Objective ▸ Select and copy out every line in the records containing "Past".

* BEGIN Task material *

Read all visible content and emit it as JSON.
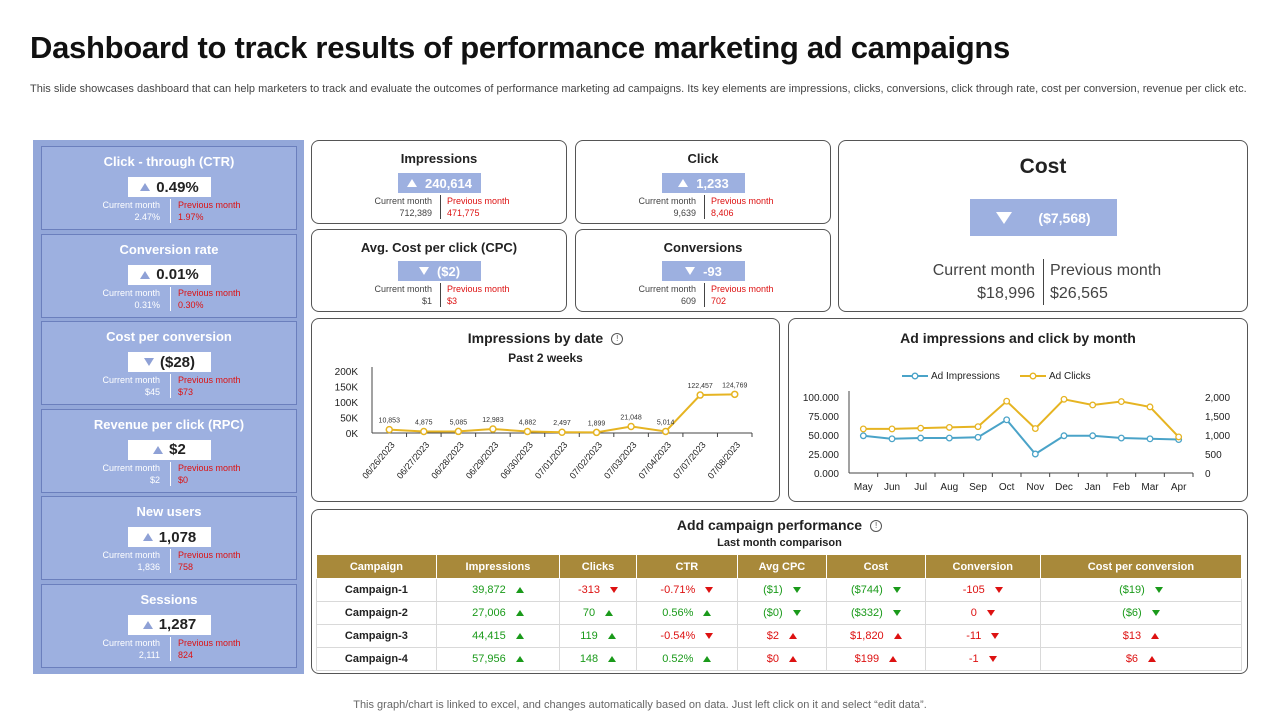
{
  "header": {
    "title": "Dashboard to track results of performance marketing ad campaigns",
    "subtitle": "This slide showcases dashboard that can help marketers to track and evaluate the outcomes of performance marketing ad campaigns. Its key elements are impressions, clicks, conversions, click through rate, cost per conversion, revenue per click etc."
  },
  "footer": "This graph/chart is linked to excel,  and changes automatically based on data. Just left click on it and select “edit data”.",
  "kpis": [
    {
      "title": "Click - through (CTR)",
      "value": "0.49%",
      "direction": "up",
      "current_label": "Current month",
      "current": "2.47%",
      "previous_label": "Previous month",
      "previous": "1.97%"
    },
    {
      "title": "Conversion rate",
      "value": "0.01%",
      "direction": "up",
      "current_label": "Current month",
      "current": "0.31%",
      "previous_label": "Previous month",
      "previous": "0.30%"
    },
    {
      "title": "Cost per conversion",
      "value": "($28)",
      "direction": "down",
      "current_label": "Current month",
      "current": "$45",
      "previous_label": "Previous month",
      "previous": "$73"
    },
    {
      "title": "Revenue per click (RPC)",
      "value": "$2",
      "direction": "up",
      "current_label": "Current month",
      "current": "$2",
      "previous_label": "Previous month",
      "previous": "$0"
    },
    {
      "title": "New users",
      "value": "1,078",
      "direction": "up",
      "current_label": "Current month",
      "current": "1,836",
      "previous_label": "Previous month",
      "previous": "758"
    },
    {
      "title": "Sessions",
      "value": "1,287",
      "direction": "up",
      "current_label": "Current month",
      "current": "2,111",
      "previous_label": "Previous month",
      "previous": "824"
    }
  ],
  "metrics": {
    "impressions": {
      "title": "Impressions",
      "value": "240,614",
      "current_label": "Current month",
      "current": "712,389",
      "previous_label": "Previous month",
      "previous": "471,775"
    },
    "click": {
      "title": "Click",
      "value": "1,233",
      "current_label": "Current month",
      "current": "9,639",
      "previous_label": "Previous month",
      "previous": "8,406"
    },
    "cpc": {
      "title": "Avg. Cost per click (CPC)",
      "value": "($2)",
      "current_label": "Current month",
      "current": "$1",
      "previous_label": "Previous month",
      "previous": "$3"
    },
    "conversions": {
      "title": "Conversions",
      "value": "-93",
      "current_label": "Current month",
      "current": "609",
      "previous_label": "Previous month",
      "previous": "702"
    },
    "cost": {
      "title": "Cost",
      "value": "($7,568)",
      "current_label": "Current month",
      "current": "$18,996",
      "previous_label": "Previous month",
      "previous": "$26,565"
    }
  },
  "impressions_chart": {
    "title": "Impressions by date",
    "subtitle": "Past 2 weeks",
    "info": "!"
  },
  "ad_chart": {
    "title": "Ad impressions and click by month"
  },
  "campaign": {
    "title": "Add campaign performance",
    "subtitle": "Last month comparison",
    "info": "!",
    "columns": [
      "Campaign",
      "Impressions",
      "Clicks",
      "CTR",
      "Avg CPC",
      "Cost",
      "Conversion",
      "Cost per conversion"
    ],
    "rows": [
      {
        "name": "Campaign-1",
        "cells": [
          [
            "39,872",
            "g",
            "gu"
          ],
          [
            "-313",
            "r",
            "rd"
          ],
          [
            "-0.71%",
            "r",
            "rd"
          ],
          [
            "($1)",
            "g",
            "gd"
          ],
          [
            "($744)",
            "g",
            "gd"
          ],
          [
            "-105",
            "r",
            "rd"
          ],
          [
            "($19)",
            "g",
            "gd"
          ]
        ]
      },
      {
        "name": "Campaign-2",
        "cells": [
          [
            "27,006",
            "g",
            "gu"
          ],
          [
            "70",
            "g",
            "gu"
          ],
          [
            "0.56%",
            "g",
            "gu"
          ],
          [
            "($0)",
            "g",
            "gd"
          ],
          [
            "($332)",
            "g",
            "gd"
          ],
          [
            "0",
            "r",
            "rd"
          ],
          [
            "($6)",
            "g",
            "gd"
          ]
        ]
      },
      {
        "name": "Campaign-3",
        "cells": [
          [
            "44,415",
            "g",
            "gu"
          ],
          [
            "119",
            "g",
            "gu"
          ],
          [
            "-0.54%",
            "r",
            "rd"
          ],
          [
            "$2",
            "r",
            "ru"
          ],
          [
            "$1,820",
            "r",
            "ru"
          ],
          [
            "-11",
            "r",
            "rd"
          ],
          [
            "$13",
            "r",
            "ru"
          ]
        ]
      },
      {
        "name": "Campaign-4",
        "cells": [
          [
            "57,956",
            "g",
            "gu"
          ],
          [
            "148",
            "g",
            "gu"
          ],
          [
            "0.52%",
            "g",
            "gu"
          ],
          [
            "$0",
            "r",
            "ru"
          ],
          [
            "$199",
            "r",
            "ru"
          ],
          [
            "-1",
            "r",
            "rd"
          ],
          [
            "$6",
            "r",
            "ru"
          ]
        ]
      }
    ]
  },
  "colors": {
    "panel": "#93a7d9",
    "accent_box": "#9db0e0",
    "header_gold": "#a8893a",
    "line_gold": "#e6b422",
    "line_blue": "#4aa3c8",
    "positive": "#1a9a1a",
    "negative": "#dd1111"
  },
  "chart_data": [
    {
      "type": "line",
      "title": "Impressions by date",
      "subtitle": "Past 2 weeks",
      "categories": [
        "06/26/2023",
        "06/27/2023",
        "06/28/2023",
        "06/29/2023",
        "06/30/2023",
        "07/01/2023",
        "07/02/2023",
        "07/03/2023",
        "07/04/2023",
        "07/07/2023",
        "07/08/2023"
      ],
      "series": [
        {
          "values": [
            10853,
            4875,
            5085,
            12983,
            4882,
            2497,
            1899,
            21048,
            5014,
            122457,
            124769
          ]
        }
      ],
      "data_labels": [
        "10,853",
        "4,875",
        "5,085",
        "12,983",
        "4,882",
        "2,497",
        "1,899",
        "21,048",
        "5,014",
        "122,457",
        "124,769"
      ],
      "ylim": [
        0,
        200000
      ],
      "yticks": [
        "200K",
        "150K",
        "100K",
        "50K",
        "0K"
      ],
      "ytick_values": [
        200000,
        150000,
        100000,
        50000,
        0
      ],
      "grid": false
    },
    {
      "type": "line",
      "title": "Ad impressions and click by month",
      "categories": [
        "May",
        "Jun",
        "Jul",
        "Aug",
        "Sep",
        "Oct",
        "Nov",
        "Dec",
        "Jan",
        "Feb",
        "Mar",
        "Apr"
      ],
      "series": [
        {
          "name": "Ad Impressions",
          "axis": "left",
          "values": [
            49000,
            45000,
            46000,
            46000,
            47000,
            70000,
            25000,
            49000,
            49000,
            46000,
            45000,
            44000
          ]
        },
        {
          "name": "Ad Clicks",
          "axis": "right",
          "values": [
            1160,
            1160,
            1180,
            1200,
            1220,
            1890,
            1170,
            1940,
            1790,
            1880,
            1740,
            950
          ]
        }
      ],
      "ylim_left": [
        0,
        100000
      ],
      "yticks_left": [
        "100.000",
        "75.000",
        "50.000",
        "25.000",
        "0.000"
      ],
      "ylim_right": [
        0,
        2000
      ],
      "yticks_right": [
        "2,000",
        "1,500",
        "1,000",
        "500",
        "0"
      ],
      "legend": "top",
      "grid": false
    }
  ]
}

* END Task material *

Answer to the exercise ▸
    "subtitle": "Past 2 weeks",
      "subtitle": "Past 2 weeks",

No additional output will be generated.